• _WRITTEN EXERCISE_: Every entry that follows needs to be repeated exactly.

:: LISTING ::

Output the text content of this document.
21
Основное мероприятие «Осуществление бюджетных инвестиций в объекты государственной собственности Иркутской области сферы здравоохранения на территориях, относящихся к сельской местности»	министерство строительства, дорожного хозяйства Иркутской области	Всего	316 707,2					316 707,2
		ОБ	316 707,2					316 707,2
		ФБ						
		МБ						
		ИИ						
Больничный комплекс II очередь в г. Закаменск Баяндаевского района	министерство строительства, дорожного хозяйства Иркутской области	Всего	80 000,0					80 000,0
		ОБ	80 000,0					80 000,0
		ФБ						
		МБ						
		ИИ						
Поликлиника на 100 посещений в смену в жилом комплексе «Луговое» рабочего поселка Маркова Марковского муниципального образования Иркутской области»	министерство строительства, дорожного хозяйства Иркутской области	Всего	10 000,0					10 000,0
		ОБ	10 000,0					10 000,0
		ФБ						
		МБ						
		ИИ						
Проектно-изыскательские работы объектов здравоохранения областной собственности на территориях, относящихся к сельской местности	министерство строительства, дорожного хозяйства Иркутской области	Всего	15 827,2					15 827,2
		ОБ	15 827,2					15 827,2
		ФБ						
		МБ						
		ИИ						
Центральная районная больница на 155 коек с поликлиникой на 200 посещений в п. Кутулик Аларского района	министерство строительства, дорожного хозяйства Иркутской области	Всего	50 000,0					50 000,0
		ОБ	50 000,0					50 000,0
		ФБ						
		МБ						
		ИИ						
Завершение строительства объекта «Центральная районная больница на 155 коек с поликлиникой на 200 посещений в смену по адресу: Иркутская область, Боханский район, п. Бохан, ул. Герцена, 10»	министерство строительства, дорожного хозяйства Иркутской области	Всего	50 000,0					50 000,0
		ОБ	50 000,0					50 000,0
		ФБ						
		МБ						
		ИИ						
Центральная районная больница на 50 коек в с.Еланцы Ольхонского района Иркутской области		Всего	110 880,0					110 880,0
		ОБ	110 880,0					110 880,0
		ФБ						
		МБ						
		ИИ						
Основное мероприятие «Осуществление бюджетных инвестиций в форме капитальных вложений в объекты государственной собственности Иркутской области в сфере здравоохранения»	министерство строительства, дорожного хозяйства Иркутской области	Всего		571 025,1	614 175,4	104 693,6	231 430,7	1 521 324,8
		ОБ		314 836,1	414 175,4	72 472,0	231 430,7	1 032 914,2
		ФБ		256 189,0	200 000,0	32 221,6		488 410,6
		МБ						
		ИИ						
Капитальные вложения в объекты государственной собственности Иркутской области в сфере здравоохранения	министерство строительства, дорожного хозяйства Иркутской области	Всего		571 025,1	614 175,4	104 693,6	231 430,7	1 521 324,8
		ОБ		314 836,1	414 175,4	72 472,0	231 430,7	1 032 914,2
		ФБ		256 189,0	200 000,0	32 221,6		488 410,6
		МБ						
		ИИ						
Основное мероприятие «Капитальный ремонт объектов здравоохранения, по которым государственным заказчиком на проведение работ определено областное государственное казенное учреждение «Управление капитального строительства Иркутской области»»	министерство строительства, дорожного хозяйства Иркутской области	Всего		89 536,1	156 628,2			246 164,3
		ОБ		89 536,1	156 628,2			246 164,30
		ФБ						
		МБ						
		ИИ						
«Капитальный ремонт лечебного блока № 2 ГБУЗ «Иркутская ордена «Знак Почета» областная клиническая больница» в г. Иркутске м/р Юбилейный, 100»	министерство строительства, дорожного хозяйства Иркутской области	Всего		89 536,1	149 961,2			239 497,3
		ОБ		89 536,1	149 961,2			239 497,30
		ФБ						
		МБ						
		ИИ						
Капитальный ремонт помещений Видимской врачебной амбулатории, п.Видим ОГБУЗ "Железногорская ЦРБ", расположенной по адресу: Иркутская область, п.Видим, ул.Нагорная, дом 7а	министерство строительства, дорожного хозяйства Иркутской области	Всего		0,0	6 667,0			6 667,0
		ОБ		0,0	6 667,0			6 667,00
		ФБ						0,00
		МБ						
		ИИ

:::

• _SOLUTION TO THIS EXERCISE_:
Output the text content of this document.
21
Основное мероприятие «Осуществление бюджетных инвестиций в объекты государственной собственности Иркутской области сферы здравоохранения на территориях, относящихся к сельской местности»	министерство строительства, дорожного хозяйства Иркутской области	Всего	316 707,2					316 707,2
		ОБ	316 707,2					316 707,2
		ФБ						
		МБ						
		ИИ						
Больничный комплекс II очередь в г. Закаменск Баяндаевского района	министерство строительства, дорожного хозяйства Иркутской области	Всего	80 000,0					80 000,0
		ОБ	80 000,0					80 000,0
		ФБ						
		МБ						
		ИИ						
Поликлиника на 100 посещений в смену в жилом комплексе «Луговое» рабочего поселка Маркова Марковского муниципального образования Иркутской области»	министерство строительства, дорожного хозяйства Иркутской области	Всего	10 000,0					10 000,0
		ОБ	10 000,0					10 000,0
		ФБ						
		МБ						
		ИИ						
Проектно-изыскательские работы объектов здравоохранения областной собственности на территориях, относящихся к сельской местности	министерство строительства, дорожного хозяйства Иркутской области	Всего	15 827,2					15 827,2
		ОБ	15 827,2					15 827,2
		ФБ						
		МБ						
		ИИ						
Центральная районная больница на 155 коек с поликлиникой на 200 посещений в п. Кутулик Аларского района	министерство строительства, дорожного хозяйства Иркутской области	Всего	50 000,0					50 000,0
		ОБ	50 000,0					50 000,0
		ФБ						
		МБ						
		ИИ						
Завершение строительства объекта «Центральная районная больница на 155 коек с поликлиникой на 200 посещений в смену по адресу: Иркутская область, Боханский район, п. Бохан, ул. Герцена, 10»	министерство строительства, дорожного хозяйства Иркутской области	Всего	50 000,0					50 000,0
		ОБ	50 000,0					50 000,0
		ФБ						
		МБ						
		ИИ						
Центральная районная больница на 50 коек в с.Еланцы Ольхонского района Иркутской области		Всего	110 880,0					110 880,0
		ОБ	110 880,0					110 880,0
		ФБ						
		МБ						
		ИИ						
Основное мероприятие «Осуществление бюджетных инвестиций в форме капитальных вложений в объекты государственной собственности Иркутской области в сфере здравоохранения»	министерство строительства, дорожного хозяйства Иркутской области	Всего		571 025,1	614 175,4	104 693,6	231 430,7	1 521 324,8
		ОБ		314 836,1	414 175,4	72 472,0	231 430,7	1 032 914,2
		ФБ		256 189,0	200 000,0	32 221,6		488 410,6
		МБ						
		ИИ						
Капитальные вложения в объекты государственной собственности Иркутской области в сфере здравоохранения	министерство строительства, дорожного хозяйства Иркутской области	Всего		571 025,1	614 175,4	104 693,6	231 430,7	1 521 324,8
		ОБ		314 836,1	414 175,4	72 472,0	231 430,7	1 032 914,2
		ФБ		256 189,0	200 000,0	32 221,6		488 410,6
		МБ						
		ИИ						
Основное мероприятие «Капитальный ремонт объектов здравоохранения, по которым государственным заказчиком на проведение работ определено областное государственное казенное учреждение «Управление капитального строительства Иркутской области»»	министерство строительства, дорожного хозяйства Иркутской области	Всего		89 536,1	156 628,2			246 164,3
		ОБ		89 536,1	156 628,2			246 164,30
		ФБ						
		МБ						
		ИИ						
«Капитальный ремонт лечебного блока № 2 ГБУЗ «Иркутская ордена «Знак Почета» областная клиническая больница» в г. Иркутске м/р Юбилейный, 100»	министерство строительства, дорожного хозяйства Иркутской области	Всего		89 536,1	149 961,2			239 497,3
		ОБ		89 536,1	149 961,2			239 497,30
		ФБ						
		МБ						
		ИИ						
Капитальный ремонт помещений Видимской врачебной амбулатории, п.Видим ОГБУЗ "Железногорская ЦРБ", расположенной по адресу: Иркутская область, п.Видим, ул.Нагорная, дом 7а	министерство строительства, дорожного хозяйства Иркутской области	Всего		0,0	6 667,0			6 667,0
		ОБ		0,0	6 667,0			6 667,00
		ФБ						0,00
		МБ						
		ИИ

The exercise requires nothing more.